▶ _EXERCISE GOAL_
The listing beneath should be written out in full, exactly as shown.

>> Start

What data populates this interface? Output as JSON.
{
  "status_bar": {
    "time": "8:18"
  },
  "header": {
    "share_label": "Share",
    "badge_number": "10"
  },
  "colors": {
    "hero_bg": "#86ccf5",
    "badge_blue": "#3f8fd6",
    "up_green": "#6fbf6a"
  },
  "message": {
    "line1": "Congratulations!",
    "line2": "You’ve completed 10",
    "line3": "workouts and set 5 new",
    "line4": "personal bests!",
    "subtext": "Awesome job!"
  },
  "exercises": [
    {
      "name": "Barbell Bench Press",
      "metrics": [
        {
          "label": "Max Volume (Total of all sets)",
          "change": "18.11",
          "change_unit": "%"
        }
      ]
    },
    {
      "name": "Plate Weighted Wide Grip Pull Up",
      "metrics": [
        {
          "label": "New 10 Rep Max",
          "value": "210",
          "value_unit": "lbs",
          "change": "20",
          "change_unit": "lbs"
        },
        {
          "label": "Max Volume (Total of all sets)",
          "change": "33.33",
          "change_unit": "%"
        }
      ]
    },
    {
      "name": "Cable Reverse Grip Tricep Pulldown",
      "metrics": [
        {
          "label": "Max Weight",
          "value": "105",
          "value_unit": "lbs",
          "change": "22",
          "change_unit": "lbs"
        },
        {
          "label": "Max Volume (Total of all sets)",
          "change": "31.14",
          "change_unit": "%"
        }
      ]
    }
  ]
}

>> End

▶ _EXERCISE ANSWER_
What data populates this interface? Output as JSON.
{
  "status_bar": {
    "time": "8:18"
  },
  "header": {
    "share_label": "Share",
    "badge_number": "10"
  },
  "colors": {
    "hero_bg": "#86ccf5",
    "badge_blue": "#3f8fd6",
    "up_green": "#6fbf6a"
  },
  "message": {
    "line1": "Congratulations!",
    "line2": "You’ve completed 10",
    "line3": "workouts and set 5 new",
    "line4": "personal bests!",
    "subtext": "Awesome job!"
  },
  "exercises": [
    {
      "name": "Barbell Bench Press",
      "metrics": [
        {
          "label": "Max Volume (Total of all sets)",
          "change": "18.11",
          "change_unit": "%"
        }
      ]
    },
    {
      "name": "Plate Weighted Wide Grip Pull Up",
      "metrics": [
        {
          "label": "New 10 Rep Max",
          "value": "210",
          "value_unit": "lbs",
          "change": "20",
          "change_unit": "lbs"
        },
        {
          "label": "Max Volume (Total of all sets)",
          "change": "33.33",
          "change_unit": "%"
        }
      ]
    },
    {
      "name": "Cable Reverse Grip Tricep Pulldown",
      "metrics": [
        {
          "label": "Max Weight",
          "value": "105",
          "value_unit": "lbs",
          "change": "22",
          "change_unit": "lbs"
        },
        {
          "label": "Max Volume (Total of all sets)",
          "change": "31.14",
          "change_unit": "%"
        }
      ]
    }
  ]
}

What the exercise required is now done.